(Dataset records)
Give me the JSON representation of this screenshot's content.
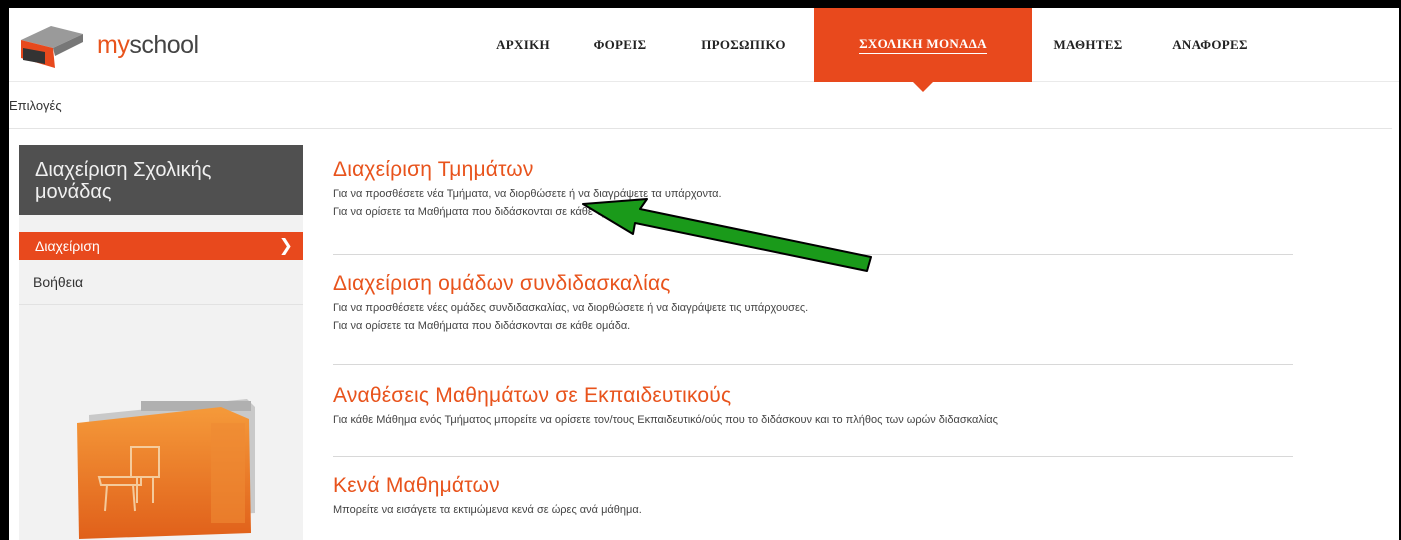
{
  "logo": {
    "text_my": "my",
    "text_school": "school"
  },
  "nav": [
    {
      "label": "ΑΡΧΙΚΗ",
      "active": false
    },
    {
      "label": "ΦΟΡΕΙΣ",
      "active": false
    },
    {
      "label": "ΠΡΟΣΩΠΙΚΟ",
      "active": false
    },
    {
      "label": "ΣΧΟΛΙΚΗ ΜΟΝΑΔΑ",
      "active": true
    },
    {
      "label": "ΜΑΘΗΤΕΣ",
      "active": false
    },
    {
      "label": "ΑΝΑΦΟΡΕΣ",
      "active": false
    }
  ],
  "breadcrumb": "Επιλογές",
  "sidebar": {
    "title": "Διαχείριση Σχολικής μονάδας",
    "active_item": "Διαχείριση",
    "items": [
      {
        "label": "Βοήθεια"
      }
    ]
  },
  "sections": [
    {
      "title": "Διαχείριση Τμημάτων",
      "lines": [
        "Για να προσθέσετε νέα Τμήματα, να διορθώσετε ή να διαγράψετε τα υπάρχοντα.",
        "Για να ορίσετε τα Μαθήματα που διδάσκονται σε κάθε Τμήμα."
      ]
    },
    {
      "title": "Διαχείριση ομάδων συνδιδασκαλίας",
      "lines": [
        "Για να προσθέσετε νέες ομάδες συνδιδασκαλίας, να διορθώσετε ή να διαγράψετε τις υπάρχουσες.",
        "Για να ορίσετε τα Μαθήματα που διδάσκονται σε κάθε ομάδα."
      ]
    },
    {
      "title": "Αναθέσεις Μαθημάτων σε Εκπαιδευτικούς",
      "lines": [
        "Για κάθε Μάθημα ενός Τμήματος μπορείτε να ορίσετε τον/τους Εκπαιδευτικό/ούς που το διδάσκουν και το πλήθος των ωρών διδασκαλίας"
      ]
    },
    {
      "title": "Κενά Μαθημάτων",
      "lines": [
        "Μπορείτε να εισάγετε τα εκτιμώμενα κενά σε ώρες ανά μάθημα."
      ]
    }
  ],
  "colors": {
    "accent": "#e8491d",
    "sidebar_title_bg": "#505050",
    "arrow": "#1a8a1a"
  },
  "annotation": {
    "icon": "green-arrow-icon"
  }
}
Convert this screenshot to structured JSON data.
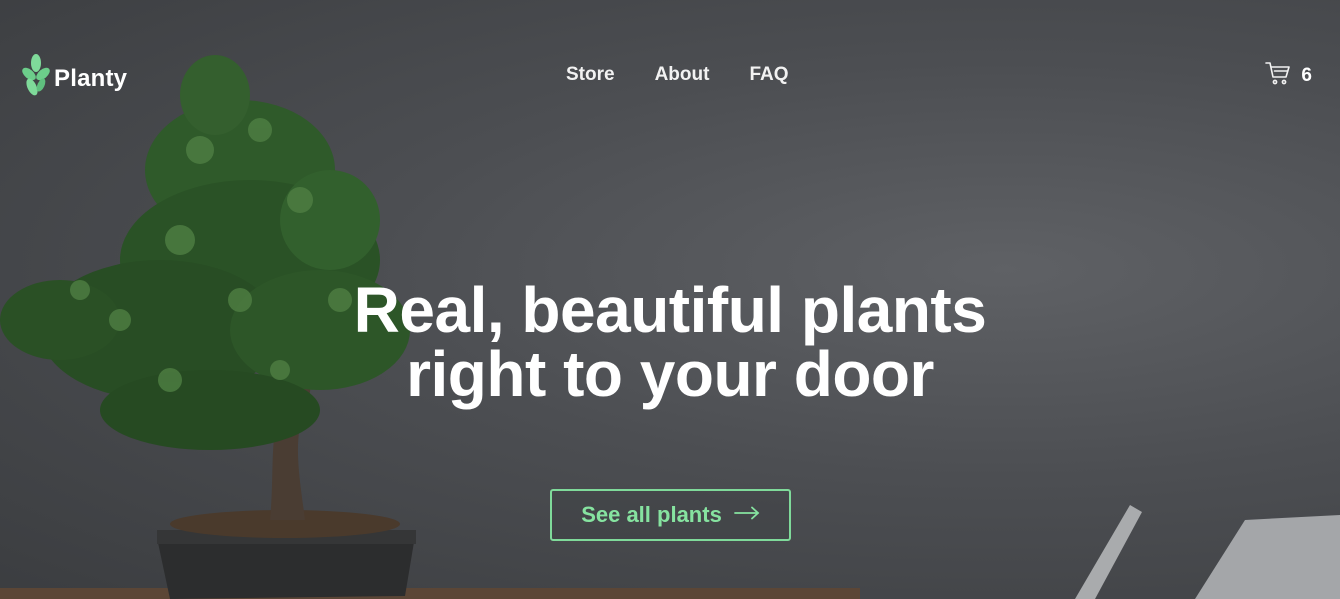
{
  "brand": {
    "name": "Planty",
    "accent": "#7fda9a",
    "logo_icon": "leaf-icon"
  },
  "nav": {
    "items": [
      "Store",
      "About",
      "FAQ"
    ]
  },
  "cart": {
    "icon": "cart-icon",
    "count": "6"
  },
  "hero": {
    "headline_line1": "Real, beautiful plants",
    "headline_line2": "right to your door",
    "cta_label": "See all plants",
    "cta_icon": "arrow-right-icon"
  }
}
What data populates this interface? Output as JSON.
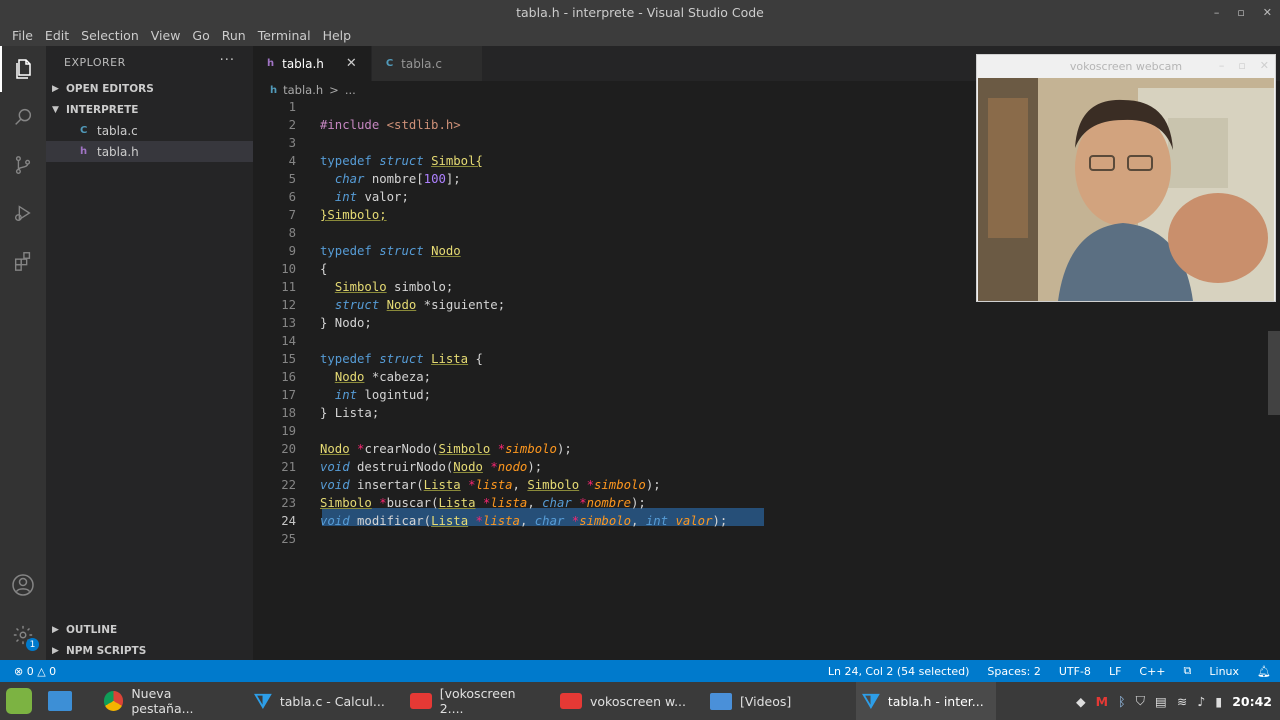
{
  "window": {
    "title": "tabla.h - interprete - Visual Studio Code",
    "minimize_glyph": "–",
    "maximize_glyph": "▫",
    "close_glyph": "✕"
  },
  "menu": [
    "File",
    "Edit",
    "Selection",
    "View",
    "Go",
    "Run",
    "Terminal",
    "Help"
  ],
  "activity": [
    "files-icon",
    "search-icon",
    "source-control-icon",
    "run-debug-icon",
    "extensions-icon",
    "account-icon",
    "manage-gear-icon"
  ],
  "manage_badge": "1",
  "sidebar": {
    "title": "EXPLORER",
    "more": "···",
    "open_editors": "OPEN EDITORS",
    "folder": "INTERPRETE",
    "files": [
      {
        "icon": "C",
        "name": "tabla.c"
      },
      {
        "icon": "h",
        "name": "tabla.h"
      }
    ],
    "outline": "OUTLINE",
    "npm": "NPM SCRIPTS"
  },
  "tabs": [
    {
      "icon": "h",
      "name": "tabla.h",
      "close": "✕"
    },
    {
      "icon": "C",
      "name": "tabla.c"
    }
  ],
  "breadcrumb": {
    "icon": "h",
    "file": "tabla.h",
    "sep": ">",
    "rest": "..."
  },
  "code_lines": [
    "1",
    "2",
    "3",
    "4",
    "5",
    "6",
    "7",
    "8",
    "9",
    "10",
    "11",
    "12",
    "13",
    "14",
    "15",
    "16",
    "17",
    "18",
    "19",
    "20",
    "21",
    "22",
    "23",
    "24",
    "25"
  ],
  "code": {
    "include": "#include",
    "header": "<stdlib.h>",
    "typedef": "typedef",
    "struct": "struct",
    "char": "char",
    "int": "int",
    "void": "void",
    "Simbol": "Simbol{",
    "nombre": "nombre[100];",
    "hundred": "100",
    "valor": "valor;",
    "simbolo_close": "}Simbolo;",
    "Nodo": "Nodo",
    "brace_open": "{",
    "Simbolo": "Simbolo",
    "simbolo_field": "simbolo;",
    "siguiente": "*siguiente;",
    "nodo_close": "} Nodo;",
    "Lista": "Lista",
    "cabeza": "*cabeza;",
    "logintud": "logintud;",
    "lista_close": "} Lista;",
    "crearNodo": "crearNodo",
    "destruirNodo": "destruirNodo",
    "insertar": "insertar",
    "buscar": "buscar",
    "modificar": "modificar"
  },
  "webcam": {
    "title": "vokoscreen webcam"
  },
  "status": {
    "errors": "⊗ 0 △ 0",
    "position": "Ln 24, Col 2 (54 selected)",
    "spaces": "Spaces: 2",
    "encoding": "UTF-8",
    "eol": "LF",
    "language": "C++",
    "os": "Linux"
  },
  "taskbar": {
    "items": [
      {
        "icon": "chrome-icon",
        "label": "Nueva pestaña..."
      },
      {
        "icon": "vscode-icon",
        "label": "tabla.c - Calcul..."
      },
      {
        "icon": "vokoscreen-icon",
        "label": "[vokoscreen 2...."
      },
      {
        "icon": "vokoscreen-icon",
        "label": "vokoscreen w..."
      },
      {
        "icon": "folder-icon",
        "label": "[Videos]"
      },
      {
        "icon": "vscode-icon",
        "label": "tabla.h - inter..."
      }
    ],
    "clock": "20:42"
  },
  "colors": {
    "accent": "#007acc",
    "selection": "#264f78",
    "keyword": "#569cd6",
    "type": "#e6db74",
    "param": "#fd971f",
    "pointer": "#f92672",
    "number": "#ae81ff"
  }
}
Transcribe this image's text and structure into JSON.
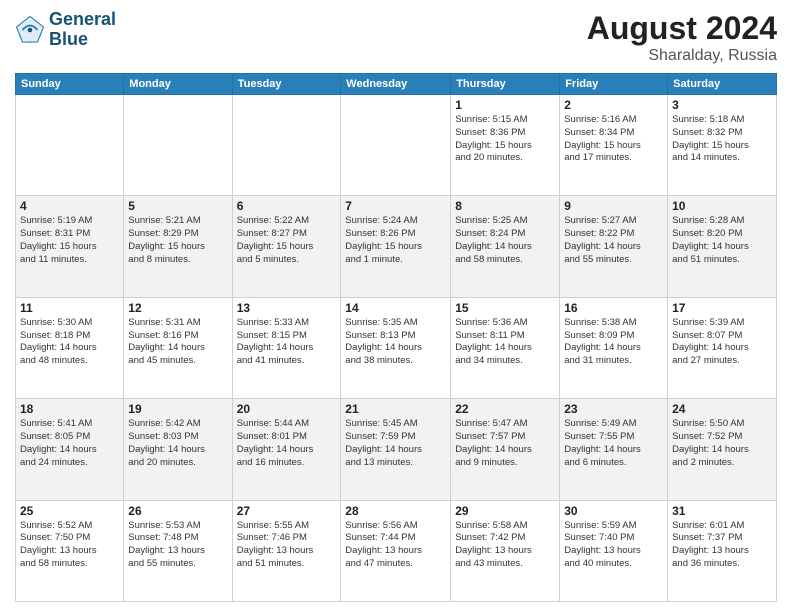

• Work to do
Repeat the material above verbatim, with no pictures in the output.

• Answer to the problem
Give me the JSON representation of this screenshot's content.
{
  "logo": {
    "text_my": "my",
    "text_school": "school"
  },
  "nav": [
    {
      "label": "ΑΡΧΙΚΗ",
      "active": false
    },
    {
      "label": "ΦΟΡΕΙΣ",
      "active": false
    },
    {
      "label": "ΠΡΟΣΩΠΙΚΟ",
      "active": false
    },
    {
      "label": "ΣΧΟΛΙΚΗ ΜΟΝΑΔΑ",
      "active": true
    },
    {
      "label": "ΜΑΘΗΤΕΣ",
      "active": false
    },
    {
      "label": "ΑΝΑΦΟΡΕΣ",
      "active": false
    }
  ],
  "breadcrumb": "Επιλογές",
  "sidebar": {
    "title": "Διαχείριση Σχολικής μονάδας",
    "active_item": "Διαχείριση",
    "items": [
      {
        "label": "Βοήθεια"
      }
    ]
  },
  "sections": [
    {
      "title": "Διαχείριση Τμημάτων",
      "lines": [
        "Για να προσθέσετε νέα Τμήματα, να διορθώσετε ή να διαγράψετε τα υπάρχοντα.",
        "Για να ορίσετε τα Μαθήματα που διδάσκονται σε κάθε Τμήμα."
      ]
    },
    {
      "title": "Διαχείριση ομάδων συνδιδασκαλίας",
      "lines": [
        "Για να προσθέσετε νέες ομάδες συνδιδασκαλίας, να διορθώσετε ή να διαγράψετε τις υπάρχουσες.",
        "Για να ορίσετε τα Μαθήματα που διδάσκονται σε κάθε ομάδα."
      ]
    },
    {
      "title": "Αναθέσεις Μαθημάτων σε Εκπαιδευτικούς",
      "lines": [
        "Για κάθε Μάθημα ενός Τμήματος μπορείτε να ορίσετε τον/τους Εκπαιδευτικό/ούς που το διδάσκουν και το πλήθος των ωρών διδασκαλίας"
      ]
    },
    {
      "title": "Κενά Μαθημάτων",
      "lines": [
        "Μπορείτε να εισάγετε τα εκτιμώμενα κενά σε ώρες ανά μάθημα."
      ]
    }
  ],
  "colors": {
    "accent": "#e8491d",
    "sidebar_title_bg": "#505050",
    "arrow": "#1a8a1a"
  },
  "annotation": {
    "icon": "green-arrow-icon"
  }
}
Convert this screenshot to structured JSON data.
{
  "brand": {
    "name": "Planty",
    "accent": "#7fda9a",
    "logo_icon": "leaf-icon"
  },
  "nav": {
    "items": [
      "Store",
      "About",
      "FAQ"
    ]
  },
  "cart": {
    "icon": "cart-icon",
    "count": "6"
  },
  "hero": {
    "headline_line1": "Real, beautiful plants",
    "headline_line2": "right to your door",
    "cta_label": "See all plants",
    "cta_icon": "arrow-right-icon"
  }
}
What data populates this interface? Output as JSON.
{
  "window": {
    "title": "tabla.h - interprete - Visual Studio Code",
    "minimize_glyph": "–",
    "maximize_glyph": "▫",
    "close_glyph": "✕"
  },
  "menu": [
    "File",
    "Edit",
    "Selection",
    "View",
    "Go",
    "Run",
    "Terminal",
    "Help"
  ],
  "activity": [
    "files-icon",
    "search-icon",
    "source-control-icon",
    "run-debug-icon",
    "extensions-icon",
    "account-icon",
    "manage-gear-icon"
  ],
  "manage_badge": "1",
  "sidebar": {
    "title": "EXPLORER",
    "more": "···",
    "open_editors": "OPEN EDITORS",
    "folder": "INTERPRETE",
    "files": [
      {
        "icon": "C",
        "name": "tabla.c"
      },
      {
        "icon": "h",
        "name": "tabla.h"
      }
    ],
    "outline": "OUTLINE",
    "npm": "NPM SCRIPTS"
  },
  "tabs": [
    {
      "icon": "h",
      "name": "tabla.h",
      "close": "✕"
    },
    {
      "icon": "C",
      "name": "tabla.c"
    }
  ],
  "breadcrumb": {
    "icon": "h",
    "file": "tabla.h",
    "sep": ">",
    "rest": "..."
  },
  "code_lines": [
    "1",
    "2",
    "3",
    "4",
    "5",
    "6",
    "7",
    "8",
    "9",
    "10",
    "11",
    "12",
    "13",
    "14",
    "15",
    "16",
    "17",
    "18",
    "19",
    "20",
    "21",
    "22",
    "23",
    "24",
    "25"
  ],
  "code": {
    "include": "#include",
    "header": "<stdlib.h>",
    "typedef": "typedef",
    "struct": "struct",
    "char": "char",
    "int": "int",
    "void": "void",
    "Simbol": "Simbol{",
    "nombre": "nombre[100];",
    "hundred": "100",
    "valor": "valor;",
    "simbolo_close": "}Simbolo;",
    "Nodo": "Nodo",
    "brace_open": "{",
    "Simbolo": "Simbolo",
    "simbolo_field": "simbolo;",
    "siguiente": "*siguiente;",
    "nodo_close": "} Nodo;",
    "Lista": "Lista",
    "cabeza": "*cabeza;",
    "logintud": "logintud;",
    "lista_close": "} Lista;",
    "crearNodo": "crearNodo",
    "destruirNodo": "destruirNodo",
    "insertar": "insertar",
    "buscar": "buscar",
    "modificar": "modificar"
  },
  "webcam": {
    "title": "vokoscreen webcam"
  },
  "status": {
    "errors": "⊗ 0 △ 0",
    "position": "Ln 24, Col 2 (54 selected)",
    "spaces": "Spaces: 2",
    "encoding": "UTF-8",
    "eol": "LF",
    "language": "C++",
    "os": "Linux"
  },
  "taskbar": {
    "items": [
      {
        "icon": "chrome-icon",
        "label": "Nueva pestaña..."
      },
      {
        "icon": "vscode-icon",
        "label": "tabla.c - Calcul..."
      },
      {
        "icon": "vokoscreen-icon",
        "label": "[vokoscreen 2...."
      },
      {
        "icon": "vokoscreen-icon",
        "label": "vokoscreen w..."
      },
      {
        "icon": "folder-icon",
        "label": "[Videos]"
      },
      {
        "icon": "vscode-icon",
        "label": "tabla.h - inter..."
      }
    ],
    "clock": "20:42"
  },
  "colors": {
    "accent": "#007acc",
    "selection": "#264f78",
    "keyword": "#569cd6",
    "type": "#e6db74",
    "param": "#fd971f",
    "pointer": "#f92672",
    "number": "#ae81ff"
  }
}
Transcribe this image's text and structure into JSON.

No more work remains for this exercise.